** begin THE DATA **
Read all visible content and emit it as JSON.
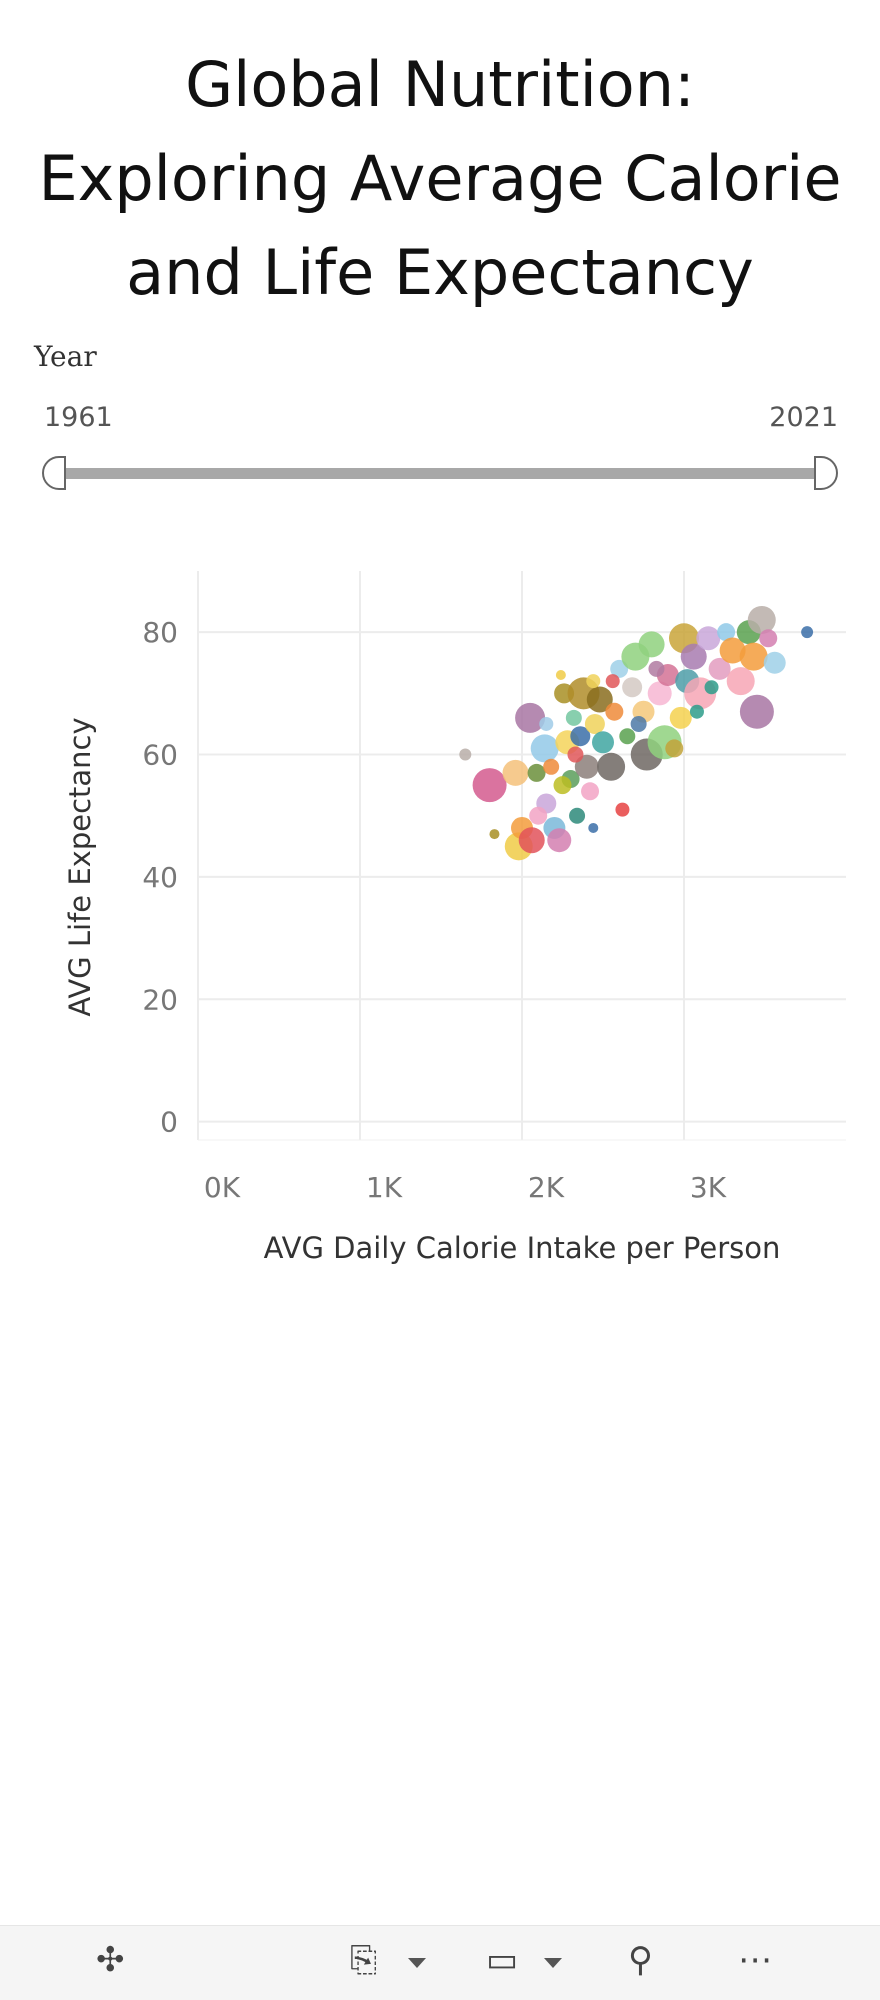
{
  "title_lines": [
    "Global Nutrition:",
    "Exploring Average Calorie",
    "and Life Expectancy"
  ],
  "filter": {
    "label": "Year",
    "min_value": "1961",
    "max_value": "2021",
    "selected_range": [
      1961,
      2021
    ]
  },
  "toolbar": {
    "icons": [
      "tableau-logo-icon",
      "download-icon",
      "device-layout-icon",
      "share-icon",
      "more-icon"
    ]
  },
  "chart_data": {
    "type": "scatter",
    "xlabel": "AVG Daily Calorie Intake per Person",
    "ylabel": "AVG Life Expectancy",
    "xlim": [
      0,
      4000
    ],
    "ylim": [
      -3,
      90
    ],
    "x_ticks": [
      {
        "value": 0,
        "label": "0K"
      },
      {
        "value": 1000,
        "label": "1K"
      },
      {
        "value": 2000,
        "label": "2K"
      },
      {
        "value": 3000,
        "label": "3K"
      }
    ],
    "y_ticks": [
      {
        "value": 0,
        "label": "0"
      },
      {
        "value": 20,
        "label": "20"
      },
      {
        "value": 40,
        "label": "40"
      },
      {
        "value": 60,
        "label": "60"
      },
      {
        "value": 80,
        "label": "80"
      }
    ],
    "grid": true,
    "points": [
      {
        "x": 1650,
        "y": 60,
        "size": 6,
        "color": "#b9aea8"
      },
      {
        "x": 1800,
        "y": 55,
        "size": 17,
        "color": "#d35a8e"
      },
      {
        "x": 1830,
        "y": 47,
        "size": 5,
        "color": "#a88f24"
      },
      {
        "x": 1960,
        "y": 57,
        "size": 13,
        "color": "#f5c17a"
      },
      {
        "x": 1980,
        "y": 45,
        "size": 14,
        "color": "#f0cb46"
      },
      {
        "x": 2000,
        "y": 48,
        "size": 11,
        "color": "#f39c3c"
      },
      {
        "x": 2060,
        "y": 46,
        "size": 13,
        "color": "#e2525b"
      },
      {
        "x": 2050,
        "y": 66,
        "size": 15,
        "color": "#a876a3"
      },
      {
        "x": 2090,
        "y": 57,
        "size": 9,
        "color": "#6b8f3b"
      },
      {
        "x": 2140,
        "y": 61,
        "size": 14,
        "color": "#93c9e8"
      },
      {
        "x": 2150,
        "y": 52,
        "size": 10,
        "color": "#c9a6d9"
      },
      {
        "x": 2200,
        "y": 48,
        "size": 11,
        "color": "#7ab8d9"
      },
      {
        "x": 2230,
        "y": 46,
        "size": 12,
        "color": "#d47fb0"
      },
      {
        "x": 2260,
        "y": 70,
        "size": 10,
        "color": "#a88f24"
      },
      {
        "x": 2280,
        "y": 62,
        "size": 12,
        "color": "#f5d45a"
      },
      {
        "x": 2300,
        "y": 56,
        "size": 9,
        "color": "#5a9d5a"
      },
      {
        "x": 2320,
        "y": 66,
        "size": 8,
        "color": "#73c7a0"
      },
      {
        "x": 2340,
        "y": 50,
        "size": 8,
        "color": "#2d8a7a"
      },
      {
        "x": 2360,
        "y": 63,
        "size": 10,
        "color": "#3b6ea8"
      },
      {
        "x": 2380,
        "y": 70,
        "size": 16,
        "color": "#b08d2a"
      },
      {
        "x": 2400,
        "y": 58,
        "size": 12,
        "color": "#8c7f7a"
      },
      {
        "x": 2420,
        "y": 54,
        "size": 9,
        "color": "#f2a3c4"
      },
      {
        "x": 2450,
        "y": 65,
        "size": 10,
        "color": "#f0d25a"
      },
      {
        "x": 2480,
        "y": 69,
        "size": 13,
        "color": "#8a6d1e"
      },
      {
        "x": 2500,
        "y": 62,
        "size": 11,
        "color": "#3fa6a1"
      },
      {
        "x": 2550,
        "y": 58,
        "size": 14,
        "color": "#6f6763"
      },
      {
        "x": 2570,
        "y": 67,
        "size": 9,
        "color": "#ef8b3a"
      },
      {
        "x": 2600,
        "y": 74,
        "size": 9,
        "color": "#9fd0e8"
      },
      {
        "x": 2620,
        "y": 51,
        "size": 7,
        "color": "#e64242"
      },
      {
        "x": 2650,
        "y": 63,
        "size": 8,
        "color": "#59a14f"
      },
      {
        "x": 2680,
        "y": 71,
        "size": 10,
        "color": "#d4c9c3"
      },
      {
        "x": 2700,
        "y": 76,
        "size": 14,
        "color": "#8fd17e"
      },
      {
        "x": 2750,
        "y": 67,
        "size": 11,
        "color": "#f5c87a"
      },
      {
        "x": 2770,
        "y": 60,
        "size": 16,
        "color": "#6f6763"
      },
      {
        "x": 2800,
        "y": 78,
        "size": 13,
        "color": "#8fd17e"
      },
      {
        "x": 2850,
        "y": 70,
        "size": 12,
        "color": "#f7b6d2"
      },
      {
        "x": 2880,
        "y": 62,
        "size": 17,
        "color": "#8fd17e"
      },
      {
        "x": 2900,
        "y": 73,
        "size": 11,
        "color": "#d37295"
      },
      {
        "x": 2940,
        "y": 61,
        "size": 9,
        "color": "#c2a33a"
      },
      {
        "x": 2980,
        "y": 66,
        "size": 11,
        "color": "#f5d14f"
      },
      {
        "x": 3000,
        "y": 79,
        "size": 15,
        "color": "#c9a53a"
      },
      {
        "x": 3020,
        "y": 72,
        "size": 12,
        "color": "#4e9ea8"
      },
      {
        "x": 3060,
        "y": 76,
        "size": 13,
        "color": "#a87bb0"
      },
      {
        "x": 3100,
        "y": 70,
        "size": 16,
        "color": "#f7a6b5"
      },
      {
        "x": 3150,
        "y": 79,
        "size": 12,
        "color": "#c9a7d9"
      },
      {
        "x": 3170,
        "y": 71,
        "size": 7,
        "color": "#2d9c8a"
      },
      {
        "x": 3220,
        "y": 74,
        "size": 11,
        "color": "#e39cc0"
      },
      {
        "x": 3260,
        "y": 80,
        "size": 9,
        "color": "#8fc9e8"
      },
      {
        "x": 3300,
        "y": 77,
        "size": 13,
        "color": "#f39c3c"
      },
      {
        "x": 3350,
        "y": 72,
        "size": 14,
        "color": "#f7a6b5"
      },
      {
        "x": 3400,
        "y": 80,
        "size": 12,
        "color": "#59a14f"
      },
      {
        "x": 3430,
        "y": 76,
        "size": 14,
        "color": "#f39c3c"
      },
      {
        "x": 3450,
        "y": 67,
        "size": 17,
        "color": "#a876a3"
      },
      {
        "x": 3480,
        "y": 82,
        "size": 14,
        "color": "#b9aea8"
      },
      {
        "x": 3520,
        "y": 79,
        "size": 9,
        "color": "#d47fb0"
      },
      {
        "x": 3560,
        "y": 75,
        "size": 11,
        "color": "#9fd0e8"
      },
      {
        "x": 3760,
        "y": 80,
        "size": 6,
        "color": "#3b6ea8"
      },
      {
        "x": 2100,
        "y": 50,
        "size": 9,
        "color": "#f2a3c4"
      },
      {
        "x": 2180,
        "y": 58,
        "size": 8,
        "color": "#ef8b3a"
      },
      {
        "x": 2250,
        "y": 55,
        "size": 9,
        "color": "#bcbd22"
      },
      {
        "x": 2330,
        "y": 60,
        "size": 8,
        "color": "#e15759"
      },
      {
        "x": 2440,
        "y": 72,
        "size": 7,
        "color": "#f0d25a"
      },
      {
        "x": 2560,
        "y": 72,
        "size": 7,
        "color": "#e15759"
      },
      {
        "x": 2720,
        "y": 65,
        "size": 8,
        "color": "#4e79a7"
      },
      {
        "x": 2830,
        "y": 74,
        "size": 8,
        "color": "#b07aa1"
      },
      {
        "x": 3080,
        "y": 67,
        "size": 7,
        "color": "#2d9c8a"
      },
      {
        "x": 2440,
        "y": 48,
        "size": 5,
        "color": "#3b6ea8"
      },
      {
        "x": 2240,
        "y": 73,
        "size": 5,
        "color": "#f0cb46"
      },
      {
        "x": 2150,
        "y": 65,
        "size": 7,
        "color": "#a0cbe8"
      }
    ]
  }
}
** end THE DATA **
EXERCISE DESCRIPTION
Where a line of the entries contains the word "Life", copy that line.

FULL OUTPUT
    "and Life Expectancy"
    "ylabel": "AVG Life Expectancy",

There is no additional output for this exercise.